### Problem to solve:
Copy all records verbatim.

begin

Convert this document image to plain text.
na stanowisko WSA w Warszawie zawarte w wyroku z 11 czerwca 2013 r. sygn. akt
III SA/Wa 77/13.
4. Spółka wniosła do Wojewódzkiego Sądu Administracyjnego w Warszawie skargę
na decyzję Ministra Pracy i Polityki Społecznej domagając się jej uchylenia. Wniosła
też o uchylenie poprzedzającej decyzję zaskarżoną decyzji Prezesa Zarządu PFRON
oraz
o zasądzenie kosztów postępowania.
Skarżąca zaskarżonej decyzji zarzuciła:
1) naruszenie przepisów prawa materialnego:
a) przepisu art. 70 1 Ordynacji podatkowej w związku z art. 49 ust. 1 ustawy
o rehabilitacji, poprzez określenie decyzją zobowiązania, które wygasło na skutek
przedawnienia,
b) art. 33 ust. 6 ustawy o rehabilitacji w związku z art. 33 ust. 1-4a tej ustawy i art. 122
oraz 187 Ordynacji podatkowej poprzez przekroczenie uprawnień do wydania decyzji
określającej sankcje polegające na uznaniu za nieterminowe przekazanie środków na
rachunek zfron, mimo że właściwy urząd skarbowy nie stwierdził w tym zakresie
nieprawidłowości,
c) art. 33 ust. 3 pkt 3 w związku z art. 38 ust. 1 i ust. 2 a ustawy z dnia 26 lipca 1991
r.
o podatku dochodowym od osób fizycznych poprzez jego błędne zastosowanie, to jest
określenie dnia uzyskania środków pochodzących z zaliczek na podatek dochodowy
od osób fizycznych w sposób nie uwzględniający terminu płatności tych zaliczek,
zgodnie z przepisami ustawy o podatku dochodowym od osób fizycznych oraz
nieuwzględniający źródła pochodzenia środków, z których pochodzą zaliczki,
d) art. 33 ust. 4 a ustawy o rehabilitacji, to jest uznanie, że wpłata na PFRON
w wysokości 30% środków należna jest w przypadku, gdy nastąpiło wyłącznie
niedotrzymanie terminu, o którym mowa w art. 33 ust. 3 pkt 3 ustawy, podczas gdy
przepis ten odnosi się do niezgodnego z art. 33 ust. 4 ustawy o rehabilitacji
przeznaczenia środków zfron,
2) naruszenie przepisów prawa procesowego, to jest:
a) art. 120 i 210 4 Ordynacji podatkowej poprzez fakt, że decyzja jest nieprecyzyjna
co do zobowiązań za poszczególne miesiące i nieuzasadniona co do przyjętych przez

end

### Completed exercise:
Convert this document image to plain text.
na stanowisko WSA w Warszawie zawarte w wyroku z 11 czerwca 2013 r. sygn. akt
III SA/Wa 77/13.
4. Spółka wniosła do Wojewódzkiego Sądu Administracyjnego w Warszawie skargę
na decyzję Ministra Pracy i Polityki Społecznej domagając się jej uchylenia. Wniosła
też o uchylenie poprzedzającej decyzję zaskarżoną decyzji Prezesa Zarządu PFRON
oraz
o zasądzenie kosztów postępowania.
Skarżąca zaskarżonej decyzji zarzuciła:
1) naruszenie przepisów prawa materialnego:
a) przepisu art. 70 1 Ordynacji podatkowej w związku z art. 49 ust. 1 ustawy
o rehabilitacji, poprzez określenie decyzją zobowiązania, które wygasło na skutek
przedawnienia,
b) art. 33 ust. 6 ustawy o rehabilitacji w związku z art. 33 ust. 1-4a tej ustawy i art. 122
oraz 187 Ordynacji podatkowej poprzez przekroczenie uprawnień do wydania decyzji
określającej sankcje polegające na uznaniu za nieterminowe przekazanie środków na
rachunek zfron, mimo że właściwy urząd skarbowy nie stwierdził w tym zakresie
nieprawidłowości,
c) art. 33 ust. 3 pkt 3 w związku z art. 38 ust. 1 i ust. 2 a ustawy z dnia 26 lipca 1991
r.
o podatku dochodowym od osób fizycznych poprzez jego błędne zastosowanie, to jest
określenie dnia uzyskania środków pochodzących z zaliczek na podatek dochodowy
od osób fizycznych w sposób nie uwzględniający terminu płatności tych zaliczek,
zgodnie z przepisami ustawy o podatku dochodowym od osób fizycznych oraz
nieuwzględniający źródła pochodzenia środków, z których pochodzą zaliczki,
d) art. 33 ust. 4 a ustawy o rehabilitacji, to jest uznanie, że wpłata na PFRON
w wysokości 30% środków należna jest w przypadku, gdy nastąpiło wyłącznie
niedotrzymanie terminu, o którym mowa w art. 33 ust. 3 pkt 3 ustawy, podczas gdy
przepis ten odnosi się do niezgodnego z art. 33 ust. 4 ustawy o rehabilitacji
przeznaczenia środków zfron,
2) naruszenie przepisów prawa procesowego, to jest:
a) art. 120 i 210 4 Ordynacji podatkowej poprzez fakt, że decyzja jest nieprecyzyjna
co do zobowiązań za poszczególne miesiące i nieuzasadniona co do przyjętych przez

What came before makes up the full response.